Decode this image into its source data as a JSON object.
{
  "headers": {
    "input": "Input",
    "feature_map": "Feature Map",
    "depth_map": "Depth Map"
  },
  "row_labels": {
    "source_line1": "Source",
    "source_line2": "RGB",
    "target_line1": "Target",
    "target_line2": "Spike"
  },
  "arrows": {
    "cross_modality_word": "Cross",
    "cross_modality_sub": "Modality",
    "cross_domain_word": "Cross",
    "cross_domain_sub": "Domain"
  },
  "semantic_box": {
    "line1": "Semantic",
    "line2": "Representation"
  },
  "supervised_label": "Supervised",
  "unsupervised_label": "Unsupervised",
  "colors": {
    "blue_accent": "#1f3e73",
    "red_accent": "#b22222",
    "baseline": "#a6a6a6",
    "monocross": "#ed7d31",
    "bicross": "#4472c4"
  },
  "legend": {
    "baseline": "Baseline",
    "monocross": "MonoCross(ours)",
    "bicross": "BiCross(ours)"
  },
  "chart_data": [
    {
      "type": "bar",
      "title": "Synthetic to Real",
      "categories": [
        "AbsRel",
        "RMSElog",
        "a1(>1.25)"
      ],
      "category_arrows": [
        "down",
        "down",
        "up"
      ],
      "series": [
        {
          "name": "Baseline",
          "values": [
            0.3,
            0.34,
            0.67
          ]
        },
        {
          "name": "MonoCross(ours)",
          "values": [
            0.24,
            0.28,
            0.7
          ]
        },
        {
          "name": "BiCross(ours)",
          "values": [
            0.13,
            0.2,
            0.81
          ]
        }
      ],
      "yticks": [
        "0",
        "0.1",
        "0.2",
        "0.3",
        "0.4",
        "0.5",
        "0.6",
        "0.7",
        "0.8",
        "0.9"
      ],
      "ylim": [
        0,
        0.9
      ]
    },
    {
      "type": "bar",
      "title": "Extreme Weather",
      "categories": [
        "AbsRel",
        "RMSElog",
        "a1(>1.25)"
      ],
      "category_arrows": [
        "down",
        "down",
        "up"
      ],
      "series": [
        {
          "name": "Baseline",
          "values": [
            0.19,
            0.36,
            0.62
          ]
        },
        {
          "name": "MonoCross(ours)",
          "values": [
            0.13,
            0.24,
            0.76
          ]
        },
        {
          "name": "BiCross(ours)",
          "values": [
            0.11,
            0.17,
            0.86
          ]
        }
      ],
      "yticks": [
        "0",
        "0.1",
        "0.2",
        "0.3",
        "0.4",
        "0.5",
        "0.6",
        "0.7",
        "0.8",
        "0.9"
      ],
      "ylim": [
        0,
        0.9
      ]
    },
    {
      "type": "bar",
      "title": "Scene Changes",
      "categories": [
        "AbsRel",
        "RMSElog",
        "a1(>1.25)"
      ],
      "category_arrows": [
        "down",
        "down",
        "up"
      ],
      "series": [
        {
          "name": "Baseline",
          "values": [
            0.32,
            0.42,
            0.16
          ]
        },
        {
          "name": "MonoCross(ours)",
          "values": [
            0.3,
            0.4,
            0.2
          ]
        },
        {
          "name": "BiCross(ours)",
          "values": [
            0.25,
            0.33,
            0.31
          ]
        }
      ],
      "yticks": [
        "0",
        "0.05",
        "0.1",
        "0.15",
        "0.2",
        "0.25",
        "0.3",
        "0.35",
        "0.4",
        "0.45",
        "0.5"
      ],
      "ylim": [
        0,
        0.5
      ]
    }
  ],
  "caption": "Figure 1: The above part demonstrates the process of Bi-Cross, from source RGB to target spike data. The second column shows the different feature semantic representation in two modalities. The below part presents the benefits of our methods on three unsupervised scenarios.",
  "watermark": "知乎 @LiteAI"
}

**Task to carry out**.
Using the listing above, please repeat every entry exactly.

**Result of this exercise**.
Decode this image into its source data as a JSON object.
{
  "headers": {
    "input": "Input",
    "feature_map": "Feature Map",
    "depth_map": "Depth Map"
  },
  "row_labels": {
    "source_line1": "Source",
    "source_line2": "RGB",
    "target_line1": "Target",
    "target_line2": "Spike"
  },
  "arrows": {
    "cross_modality_word": "Cross",
    "cross_modality_sub": "Modality",
    "cross_domain_word": "Cross",
    "cross_domain_sub": "Domain"
  },
  "semantic_box": {
    "line1": "Semantic",
    "line2": "Representation"
  },
  "supervised_label": "Supervised",
  "unsupervised_label": "Unsupervised",
  "colors": {
    "blue_accent": "#1f3e73",
    "red_accent": "#b22222",
    "baseline": "#a6a6a6",
    "monocross": "#ed7d31",
    "bicross": "#4472c4"
  },
  "legend": {
    "baseline": "Baseline",
    "monocross": "MonoCross(ours)",
    "bicross": "BiCross(ours)"
  },
  "chart_data": [
    {
      "type": "bar",
      "title": "Synthetic to Real",
      "categories": [
        "AbsRel",
        "RMSElog",
        "a1(>1.25)"
      ],
      "category_arrows": [
        "down",
        "down",
        "up"
      ],
      "series": [
        {
          "name": "Baseline",
          "values": [
            0.3,
            0.34,
            0.67
          ]
        },
        {
          "name": "MonoCross(ours)",
          "values": [
            0.24,
            0.28,
            0.7
          ]
        },
        {
          "name": "BiCross(ours)",
          "values": [
            0.13,
            0.2,
            0.81
          ]
        }
      ],
      "yticks": [
        "0",
        "0.1",
        "0.2",
        "0.3",
        "0.4",
        "0.5",
        "0.6",
        "0.7",
        "0.8",
        "0.9"
      ],
      "ylim": [
        0,
        0.9
      ]
    },
    {
      "type": "bar",
      "title": "Extreme Weather",
      "categories": [
        "AbsRel",
        "RMSElog",
        "a1(>1.25)"
      ],
      "category_arrows": [
        "down",
        "down",
        "up"
      ],
      "series": [
        {
          "name": "Baseline",
          "values": [
            0.19,
            0.36,
            0.62
          ]
        },
        {
          "name": "MonoCross(ours)",
          "values": [
            0.13,
            0.24,
            0.76
          ]
        },
        {
          "name": "BiCross(ours)",
          "values": [
            0.11,
            0.17,
            0.86
          ]
        }
      ],
      "yticks": [
        "0",
        "0.1",
        "0.2",
        "0.3",
        "0.4",
        "0.5",
        "0.6",
        "0.7",
        "0.8",
        "0.9"
      ],
      "ylim": [
        0,
        0.9
      ]
    },
    {
      "type": "bar",
      "title": "Scene Changes",
      "categories": [
        "AbsRel",
        "RMSElog",
        "a1(>1.25)"
      ],
      "category_arrows": [
        "down",
        "down",
        "up"
      ],
      "series": [
        {
          "name": "Baseline",
          "values": [
            0.32,
            0.42,
            0.16
          ]
        },
        {
          "name": "MonoCross(ours)",
          "values": [
            0.3,
            0.4,
            0.2
          ]
        },
        {
          "name": "BiCross(ours)",
          "values": [
            0.25,
            0.33,
            0.31
          ]
        }
      ],
      "yticks": [
        "0",
        "0.05",
        "0.1",
        "0.15",
        "0.2",
        "0.25",
        "0.3",
        "0.35",
        "0.4",
        "0.45",
        "0.5"
      ],
      "ylim": [
        0,
        0.5
      ]
    }
  ],
  "caption": "Figure 1: The above part demonstrates the process of Bi-Cross, from source RGB to target spike data. The second column shows the different feature semantic representation in two modalities. The below part presents the benefits of our methods on three unsupervised scenarios.",
  "watermark": "知乎 @LiteAI"
}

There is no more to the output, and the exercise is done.